Dataset rows about figures
□ □ □
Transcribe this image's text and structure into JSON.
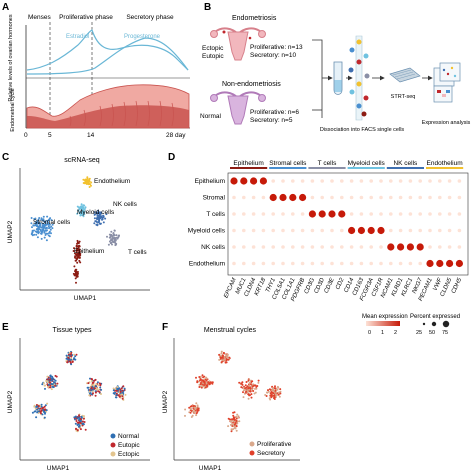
{
  "panel_letters": [
    "A",
    "B",
    "C",
    "D",
    "E",
    "F"
  ],
  "panel_a": {
    "phases": [
      "Menses",
      "Proliferative phase",
      "Secretory phase"
    ],
    "hormones": [
      "Estradiol",
      "Progesterone"
    ],
    "ylabel_top": "Relative levels of ovarian hormones",
    "ylabel_bottom": "Endometrial cycle",
    "ticks": [
      "0",
      "5",
      "14",
      "28 day"
    ],
    "colors": {
      "hormone_line": "#6ab7d6",
      "endometrium": "#c9534f",
      "endometrium_light": "#f0a9a2"
    }
  },
  "panel_b": {
    "endometriosis_title": "Endometriosis",
    "endometriosis_labels": [
      "Ectopic",
      "Eutopic"
    ],
    "endometriosis_counts": [
      "Proliferative: n=13",
      "Secretory: n=10"
    ],
    "non_title": "Non-endometriosis",
    "non_label": "Normal",
    "non_counts": [
      "Proliferative: n=6",
      "Secretory: n=5"
    ],
    "step1": "Dissociation into FACS single cells",
    "step2": "STRT-seq",
    "step3": "Expression analysis"
  },
  "panel_c": {
    "title": "scRNA-seq",
    "xlabel": "UMAP1",
    "ylabel": "UMAP2",
    "clusters": [
      {
        "name": "Endothelium",
        "color": "#f2c12e"
      },
      {
        "name": "NK cells",
        "color": "#3f6fb0"
      },
      {
        "name": "Myeloid cells",
        "color": "#6fc2e0"
      },
      {
        "name": "Stromal cells",
        "color": "#4a8fd0"
      },
      {
        "name": "T cells",
        "color": "#8a8fa6"
      },
      {
        "name": "Epithelium",
        "color": "#8c1c13"
      }
    ]
  },
  "panel_d": {
    "groups": [
      "Epithelium",
      "Stromal cells",
      "T cells",
      "Myeloid cells",
      "NK cells",
      "Endothelium"
    ],
    "group_colors": [
      "#8c1c13",
      "#4a8fd0",
      "#8a8fa6",
      "#6fc2e0",
      "#3f6fb0",
      "#f2c12e"
    ],
    "rows": [
      "Epithelium",
      "Stromal",
      "T cells",
      "Myeloid cells",
      "NK cells",
      "Endothelium"
    ],
    "genes": [
      "EPCAM",
      "MUC1",
      "CLDN4",
      "KRT18",
      "THY1",
      "COL5A1",
      "COL1A1",
      "PDGFRB",
      "CD3G",
      "CD3D",
      "CD3E",
      "CD2",
      "CD14",
      "CD163",
      "FCGR3A",
      "CSF1R",
      "NCAM1",
      "KLRD1",
      "KLRC1",
      "NKG7",
      "PECAM1",
      "VWF",
      "CLDN5",
      "CDH5"
    ],
    "legend_expr_title": "Mean expression",
    "legend_expr_ticks": [
      "0",
      "1",
      "2"
    ],
    "legend_pct_title": "Percent expressed",
    "legend_pct_ticks": [
      "25",
      "50",
      "75"
    ],
    "colors": {
      "high": "#c61a09",
      "low": "#fde2d6"
    }
  },
  "panel_e": {
    "title": "Tissue types",
    "xlabel": "UMAP1",
    "ylabel": "UMAP2",
    "legend": [
      {
        "name": "Normal",
        "color": "#2f6fb3"
      },
      {
        "name": "Eutopic",
        "color": "#c0282d"
      },
      {
        "name": "Ectopic",
        "color": "#e2c48e"
      }
    ]
  },
  "panel_f": {
    "title": "Menstrual cycles",
    "xlabel": "UMAP1",
    "ylabel": "UMAP2",
    "legend": [
      {
        "name": "Proliferative",
        "color": "#d9a88b"
      },
      {
        "name": "Secretory",
        "color": "#e0402a"
      }
    ]
  }
}
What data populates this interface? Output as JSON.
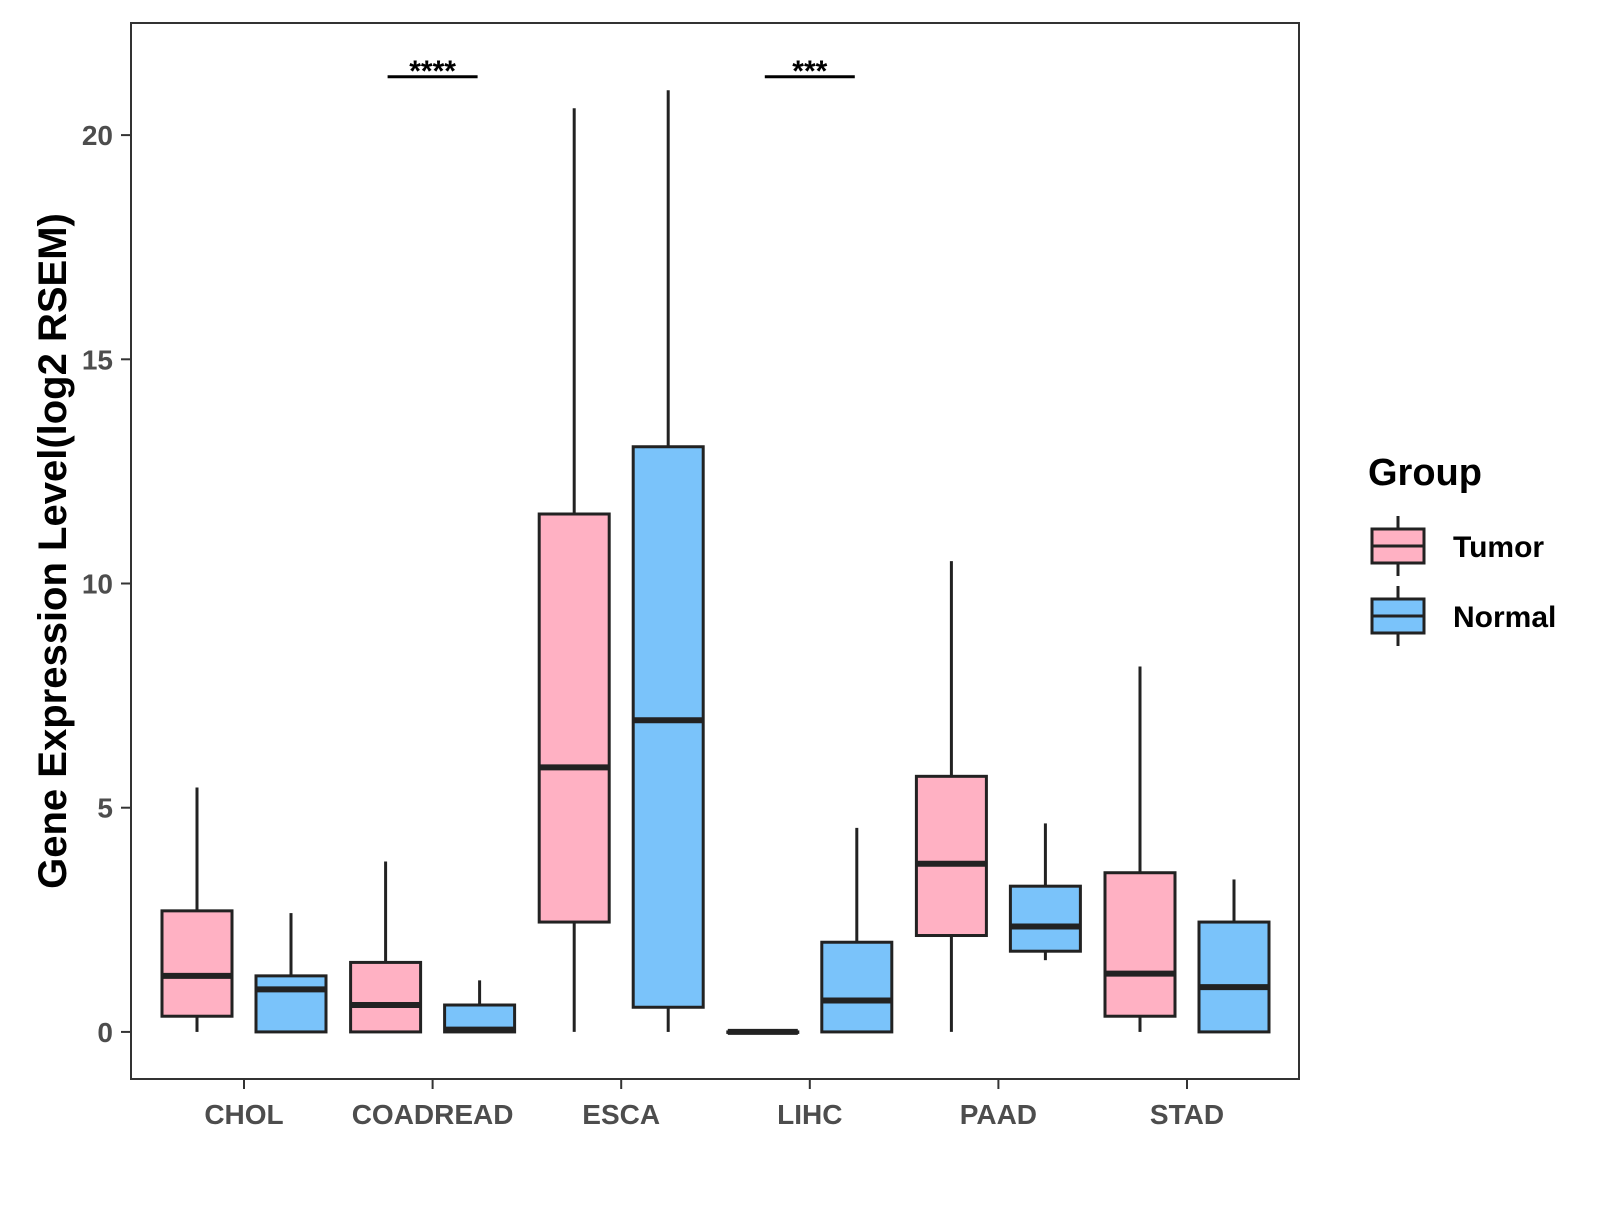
{
  "chart_data": {
    "type": "boxplot",
    "title": "",
    "xlabel": "",
    "ylabel": "Gene Expression Level(log2 RSEM)",
    "ylim": [
      -1.05,
      22.5
    ],
    "yticks": [
      0,
      5,
      10,
      15,
      20
    ],
    "grid": false,
    "legend_position": "right",
    "legend_title": "Group",
    "categories": [
      "CHOL",
      "COADREAD",
      "ESCA",
      "LIHC",
      "PAAD",
      "STAD"
    ],
    "series": [
      {
        "name": "Tumor",
        "color": "#FFB1C3",
        "boxes": [
          {
            "category": "CHOL",
            "whisker_low": 0.0,
            "q1": 0.35,
            "median": 1.25,
            "q3": 2.7,
            "whisker_high": 5.45
          },
          {
            "category": "COADREAD",
            "whisker_low": 0.0,
            "q1": 0.0,
            "median": 0.6,
            "q3": 1.55,
            "whisker_high": 3.8
          },
          {
            "category": "ESCA",
            "whisker_low": 0.0,
            "q1": 2.45,
            "median": 5.9,
            "q3": 11.55,
            "whisker_high": 20.6
          },
          {
            "category": "LIHC",
            "whisker_low": 0.0,
            "q1": 0.0,
            "median": 0.0,
            "q3": 0.0,
            "whisker_high": 0.0
          },
          {
            "category": "PAAD",
            "whisker_low": 0.0,
            "q1": 2.15,
            "median": 3.75,
            "q3": 5.7,
            "whisker_high": 10.5
          },
          {
            "category": "STAD",
            "whisker_low": 0.0,
            "q1": 0.35,
            "median": 1.3,
            "q3": 3.55,
            "whisker_high": 8.15
          }
        ]
      },
      {
        "name": "Normal",
        "color": "#7AC3FA",
        "boxes": [
          {
            "category": "CHOL",
            "whisker_low": 0.0,
            "q1": 0.0,
            "median": 0.95,
            "q3": 1.25,
            "whisker_high": 2.65
          },
          {
            "category": "COADREAD",
            "whisker_low": 0.0,
            "q1": 0.0,
            "median": 0.05,
            "q3": 0.6,
            "whisker_high": 1.15
          },
          {
            "category": "ESCA",
            "whisker_low": 0.0,
            "q1": 0.55,
            "median": 6.95,
            "q3": 13.05,
            "whisker_high": 21.0
          },
          {
            "category": "LIHC",
            "whisker_low": 0.0,
            "q1": 0.0,
            "median": 0.7,
            "q3": 2.0,
            "whisker_high": 4.55
          },
          {
            "category": "PAAD",
            "whisker_low": 1.6,
            "q1": 1.8,
            "median": 2.35,
            "q3": 3.25,
            "whisker_high": 4.65
          },
          {
            "category": "STAD",
            "whisker_low": 0.0,
            "q1": 0.0,
            "median": 1.0,
            "q3": 2.45,
            "whisker_high": 3.4
          }
        ]
      }
    ],
    "annotations": [
      {
        "category": "COADREAD",
        "label": "****",
        "y": 21.3
      },
      {
        "category": "LIHC",
        "label": "***",
        "y": 21.3
      }
    ]
  }
}
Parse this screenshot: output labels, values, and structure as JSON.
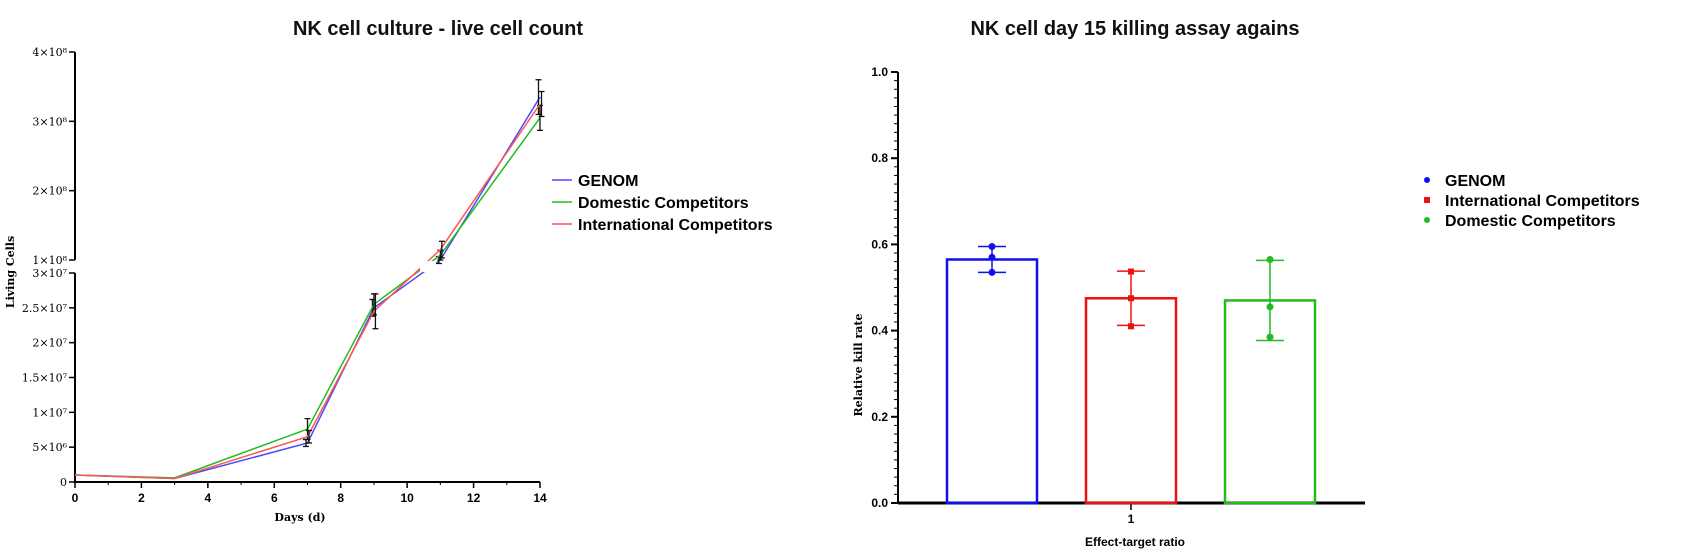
□ □ □
About this task
Every entry must be written out exactly, with all pictures left out.

Solution for this task
Transcribe this image's text and structure into JSON.
{
  "panel_letters": [
    "A",
    "B",
    "C",
    "D",
    "E",
    "F"
  ],
  "panel_a": {
    "phases": [
      "Menses",
      "Proliferative phase",
      "Secretory phase"
    ],
    "hormones": [
      "Estradiol",
      "Progesterone"
    ],
    "ylabel_top": "Relative levels of ovarian hormones",
    "ylabel_bottom": "Endometrial cycle",
    "ticks": [
      "0",
      "5",
      "14",
      "28 day"
    ],
    "colors": {
      "hormone_line": "#6ab7d6",
      "endometrium": "#c9534f",
      "endometrium_light": "#f0a9a2"
    }
  },
  "panel_b": {
    "endometriosis_title": "Endometriosis",
    "endometriosis_labels": [
      "Ectopic",
      "Eutopic"
    ],
    "endometriosis_counts": [
      "Proliferative: n=13",
      "Secretory: n=10"
    ],
    "non_title": "Non-endometriosis",
    "non_label": "Normal",
    "non_counts": [
      "Proliferative: n=6",
      "Secretory: n=5"
    ],
    "step1": "Dissociation into FACS single cells",
    "step2": "STRT-seq",
    "step3": "Expression analysis"
  },
  "panel_c": {
    "title": "scRNA-seq",
    "xlabel": "UMAP1",
    "ylabel": "UMAP2",
    "clusters": [
      {
        "name": "Endothelium",
        "color": "#f2c12e"
      },
      {
        "name": "NK cells",
        "color": "#3f6fb0"
      },
      {
        "name": "Myeloid cells",
        "color": "#6fc2e0"
      },
      {
        "name": "Stromal cells",
        "color": "#4a8fd0"
      },
      {
        "name": "T cells",
        "color": "#8a8fa6"
      },
      {
        "name": "Epithelium",
        "color": "#8c1c13"
      }
    ]
  },
  "panel_d": {
    "groups": [
      "Epithelium",
      "Stromal cells",
      "T cells",
      "Myeloid cells",
      "NK cells",
      "Endothelium"
    ],
    "group_colors": [
      "#8c1c13",
      "#4a8fd0",
      "#8a8fa6",
      "#6fc2e0",
      "#3f6fb0",
      "#f2c12e"
    ],
    "rows": [
      "Epithelium",
      "Stromal",
      "T cells",
      "Myeloid cells",
      "NK cells",
      "Endothelium"
    ],
    "genes": [
      "EPCAM",
      "MUC1",
      "CLDN4",
      "KRT18",
      "THY1",
      "COL5A1",
      "COL1A1",
      "PDGFRB",
      "CD3G",
      "CD3D",
      "CD3E",
      "CD2",
      "CD14",
      "CD163",
      "FCGR3A",
      "CSF1R",
      "NCAM1",
      "KLRD1",
      "KLRC1",
      "NKG7",
      "PECAM1",
      "VWF",
      "CLDN5",
      "CDH5"
    ],
    "legend_expr_title": "Mean expression",
    "legend_expr_ticks": [
      "0",
      "1",
      "2"
    ],
    "legend_pct_title": "Percent expressed",
    "legend_pct_ticks": [
      "25",
      "50",
      "75"
    ],
    "colors": {
      "high": "#c61a09",
      "low": "#fde2d6"
    }
  },
  "panel_e": {
    "title": "Tissue types",
    "xlabel": "UMAP1",
    "ylabel": "UMAP2",
    "legend": [
      {
        "name": "Normal",
        "color": "#2f6fb3"
      },
      {
        "name": "Eutopic",
        "color": "#c0282d"
      },
      {
        "name": "Ectopic",
        "color": "#e2c48e"
      }
    ]
  },
  "panel_f": {
    "title": "Menstrual cycles",
    "xlabel": "UMAP1",
    "ylabel": "UMAP2",
    "legend": [
      {
        "name": "Proliferative",
        "color": "#d9a88b"
      },
      {
        "name": "Secretory",
        "color": "#e0402a"
      }
    ]
  }
}
What data populates this interface? Output as JSON.
{
  "chart_data": {
    "type": "boxplot",
    "title": "",
    "xlabel": "",
    "ylabel": "Gene Expression Level(log2 RSEM)",
    "ylim": [
      -1.05,
      22.5
    ],
    "yticks": [
      0,
      5,
      10,
      15,
      20
    ],
    "grid": false,
    "legend_position": "right",
    "legend_title": "Group",
    "categories": [
      "CHOL",
      "COADREAD",
      "ESCA",
      "LIHC",
      "PAAD",
      "STAD"
    ],
    "series": [
      {
        "name": "Tumor",
        "color": "#FFB1C3",
        "boxes": [
          {
            "category": "CHOL",
            "whisker_low": 0.0,
            "q1": 0.35,
            "median": 1.25,
            "q3": 2.7,
            "whisker_high": 5.45
          },
          {
            "category": "COADREAD",
            "whisker_low": 0.0,
            "q1": 0.0,
            "median": 0.6,
            "q3": 1.55,
            "whisker_high": 3.8
          },
          {
            "category": "ESCA",
            "whisker_low": 0.0,
            "q1": 2.45,
            "median": 5.9,
            "q3": 11.55,
            "whisker_high": 20.6
          },
          {
            "category": "LIHC",
            "whisker_low": 0.0,
            "q1": 0.0,
            "median": 0.0,
            "q3": 0.0,
            "whisker_high": 0.0
          },
          {
            "category": "PAAD",
            "whisker_low": 0.0,
            "q1": 2.15,
            "median": 3.75,
            "q3": 5.7,
            "whisker_high": 10.5
          },
          {
            "category": "STAD",
            "whisker_low": 0.0,
            "q1": 0.35,
            "median": 1.3,
            "q3": 3.55,
            "whisker_high": 8.15
          }
        ]
      },
      {
        "name": "Normal",
        "color": "#7AC3FA",
        "boxes": [
          {
            "category": "CHOL",
            "whisker_low": 0.0,
            "q1": 0.0,
            "median": 0.95,
            "q3": 1.25,
            "whisker_high": 2.65
          },
          {
            "category": "COADREAD",
            "whisker_low": 0.0,
            "q1": 0.0,
            "median": 0.05,
            "q3": 0.6,
            "whisker_high": 1.15
          },
          {
            "category": "ESCA",
            "whisker_low": 0.0,
            "q1": 0.55,
            "median": 6.95,
            "q3": 13.05,
            "whisker_high": 21.0
          },
          {
            "category": "LIHC",
            "whisker_low": 0.0,
            "q1": 0.0,
            "median": 0.7,
            "q3": 2.0,
            "whisker_high": 4.55
          },
          {
            "category": "PAAD",
            "whisker_low": 1.6,
            "q1": 1.8,
            "median": 2.35,
            "q3": 3.25,
            "whisker_high": 4.65
          },
          {
            "category": "STAD",
            "whisker_low": 0.0,
            "q1": 0.0,
            "median": 1.0,
            "q3": 2.45,
            "whisker_high": 3.4
          }
        ]
      }
    ],
    "annotations": [
      {
        "category": "COADREAD",
        "label": "****",
        "y": 21.3
      },
      {
        "category": "LIHC",
        "label": "***",
        "y": 21.3
      }
    ]
  }
}
Parse this screenshot: output labels, values, and structure as JSON.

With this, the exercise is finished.